> **Problem to solve**
Each entry below should be written out exactly as it is, with no pictures.

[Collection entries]
start

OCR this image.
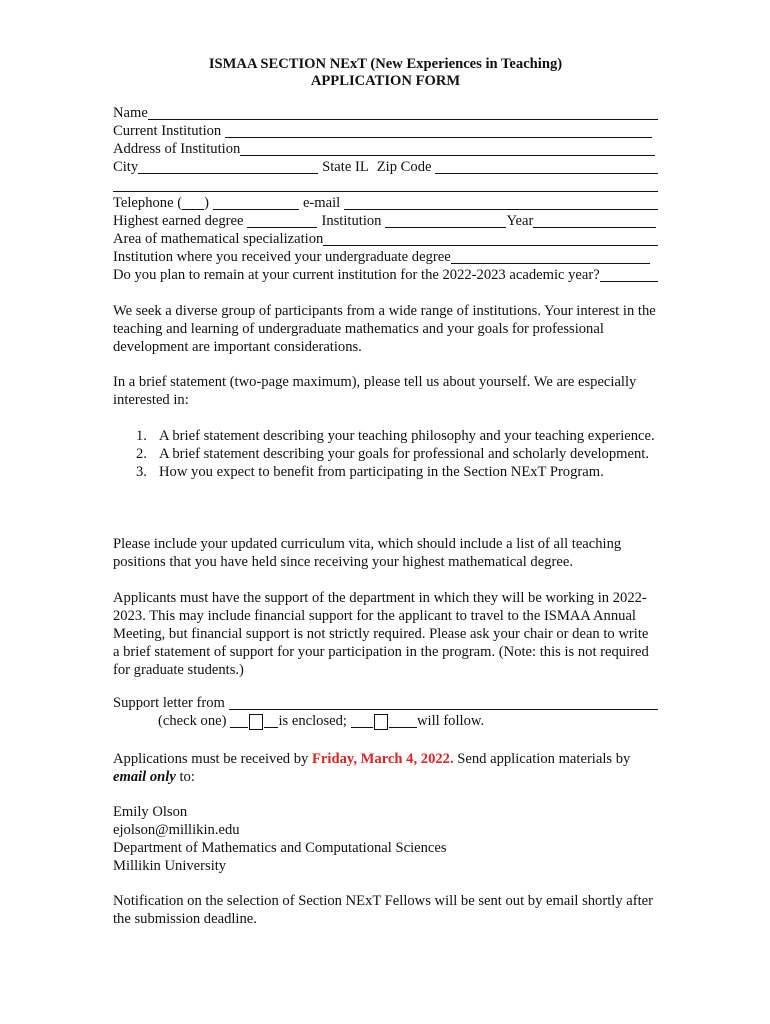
ISMAA SECTION NExT (New Experiences in Teaching)
APPLICATION FORM
Name
Current Institution
Address of Institution
City	State IL Zip Code
Telephone ( )	e-mail
Highest earned degree	Institution	Year
Area of mathematical specialization
Institution where you received your undergraduate degree
Do you plan to remain at your current institution for the 2022-2023 academic year?
We seek a diverse group of participants from a wide range of institutions. Your interest in the teaching and learning of undergraduate mathematics and your goals for professional development are important considerations.
In a brief statement (two-page maximum), please tell us about yourself. We are especially interested in:
1. A brief statement describing your teaching philosophy and your teaching experience.
2. A brief statement describing your goals for professional and scholarly development.
3. How you expect to benefit from participating in the Section NExT Program.
Please include your updated curriculum vita, which should include a list of all teaching positions that you have held since receiving your highest mathematical degree.
Applicants must have the support of the department in which they will be working in 2022-2023. This may include financial support for the applicant to travel to the ISMAA Annual Meeting, but financial support is not strictly required. Please ask your chair or dean to write a brief statement of support for your participation in the program. (Note: this is not required for graduate students.)
Support letter from
(check one)	is enclosed;	will follow.
Applications must be received by Friday, March 4, 2022. Send application materials by email only to:
Emily Olson
ejolson@millikin.edu
Department of Mathematics and Computational Sciences
Millikin University
Notification on the selection of Section NExT Fellows will be sent out by email shortly after the submission deadline.
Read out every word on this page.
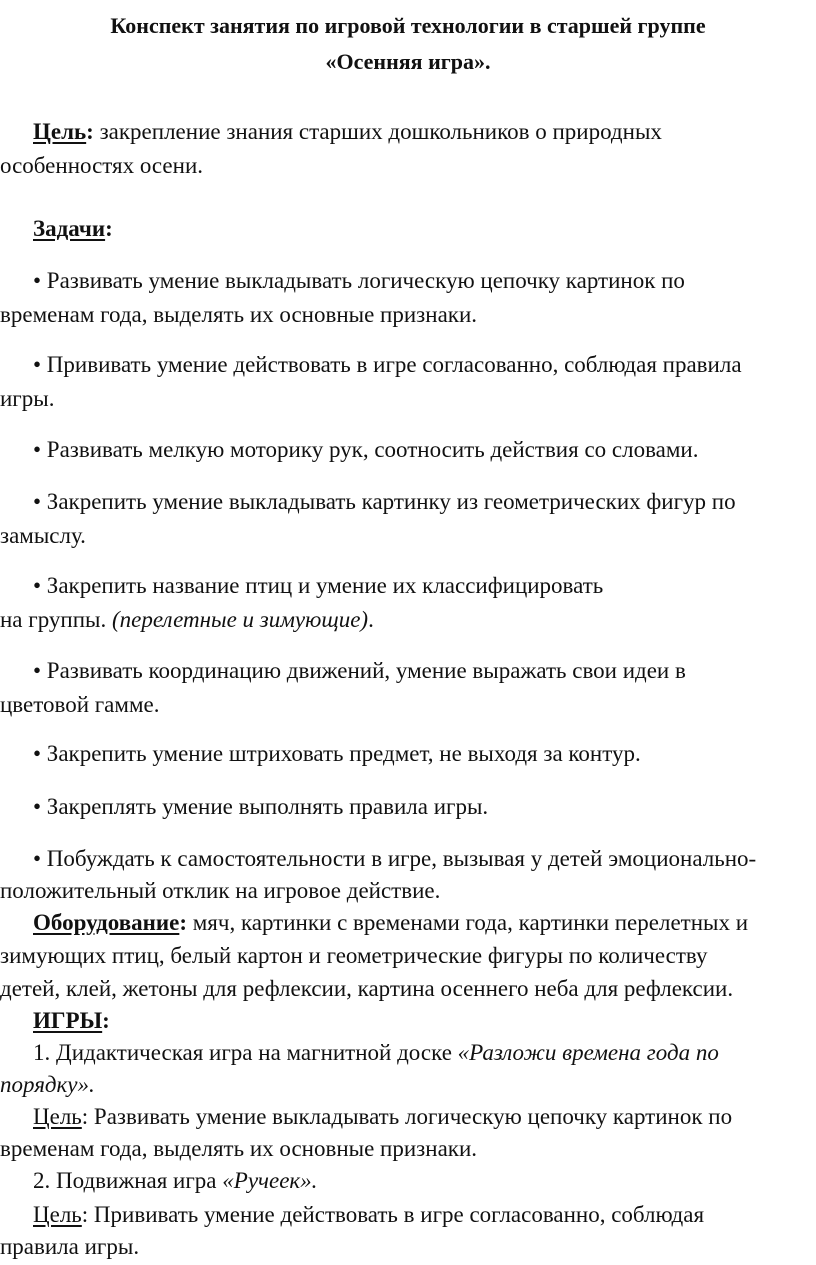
Конспект занятия по игровой технологии в старшей группе
«Осенняя игра».
Цель: закрепление знания старших дошкольников о природных
особенностях осени.
Задачи:
• Развивать умение выкладывать логическую цепочку картинок по
временам года, выделять их основные признаки.
• Прививать умение действовать в игре согласованно, соблюдая правила
игры.
• Развивать мелкую моторику рук, соотносить действия со словами.
• Закрепить умение выкладывать картинку из геометрических фигур по
замыслу.
• Закрепить название птиц и умение их классифицировать
на группы. (перелетные и зимующие).
• Развивать координацию движений, умение выражать свои идеи в
цветовой гамме.
• Закрепить умение штриховать предмет, не выходя за контур.
• Закреплять умение выполнять правила игры.
• Побуждать к самостоятельности в игре, вызывая у детей эмоционально-
положительный отклик на игровое действие.
Оборудование: мяч, картинки с временами года, картинки перелетных и
зимующих птиц, белый картон и геометрические фигуры по количеству
детей, клей, жетоны для рефлексии, картина осеннего неба для рефлексии.
ИГРЫ:
1. Дидактическая игра на магнитной доске «Разложи времена года по
порядку».
Цель: Развивать умение выкладывать логическую цепочку картинок по
временам года, выделять их основные признаки.
2. Подвижная игра «Ручеек».
Цель: Прививать умение действовать в игре согласованно, соблюдая
правила игры.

end

> **Solution to this problem**
OCR this image.
ISMAA SECTION NExT (New Experiences in Teaching)
APPLICATION FORM
Name
Current Institution
Address of Institution
City	State IL Zip Code
Telephone ( )	e-mail
Highest earned degree	Institution	Year
Area of mathematical specialization
Institution where you received your undergraduate degree
Do you plan to remain at your current institution for the 2022-2023 academic year?
We seek a diverse group of participants from a wide range of institutions. Your interest in the teaching and learning of undergraduate mathematics and your goals for professional development are important considerations.
In a brief statement (two-page maximum), please tell us about yourself. We are especially interested in:
1. A brief statement describing your teaching philosophy and your teaching experience.
2. A brief statement describing your goals for professional and scholarly development.
3. How you expect to benefit from participating in the Section NExT Program.
Please include your updated curriculum vita, which should include a list of all teaching positions that you have held since receiving your highest mathematical degree.
Applicants must have the support of the department in which they will be working in 2022-2023. This may include financial support for the applicant to travel to the ISMAA Annual Meeting, but financial support is not strictly required. Please ask your chair or dean to write a brief statement of support for your participation in the program. (Note: this is not required for graduate students.)
Support letter from
(check one)	is enclosed;	will follow.
Applications must be received by Friday, March 4, 2022. Send application materials by email only to:
Emily Olson
ejolson@millikin.edu
Department of Mathematics and Computational Sciences
Millikin University
Notification on the selection of Section NExT Fellows will be sent out by email shortly after the submission deadline.
Read out every word on this page.
Конспект занятия по игровой технологии в старшей группе
«Осенняя игра».
Цель: закрепление знания старших дошкольников о природных
особенностях осени.
Задачи:
• Развивать умение выкладывать логическую цепочку картинок по
временам года, выделять их основные признаки.
• Прививать умение действовать в игре согласованно, соблюдая правила
игры.
• Развивать мелкую моторику рук, соотносить действия со словами.
• Закрепить умение выкладывать картинку из геометрических фигур по
замыслу.
• Закрепить название птиц и умение их классифицировать
на группы. (перелетные и зимующие).
• Развивать координацию движений, умение выражать свои идеи в
цветовой гамме.
• Закрепить умение штриховать предмет, не выходя за контур.
• Закреплять умение выполнять правила игры.
• Побуждать к самостоятельности в игре, вызывая у детей эмоционально-
положительный отклик на игровое действие.
Оборудование: мяч, картинки с временами года, картинки перелетных и
зимующих птиц, белый картон и геометрические фигуры по количеству
детей, клей, жетоны для рефлексии, картина осеннего неба для рефлексии.
ИГРЫ:
1. Дидактическая игра на магнитной доске «Разложи времена года по
порядку».
Цель: Развивать умение выкладывать логическую цепочку картинок по
временам года, выделять их основные признаки.
2. Подвижная игра «Ручеек».
Цель: Прививать умение действовать в игре согласованно, соблюдая
правила игры.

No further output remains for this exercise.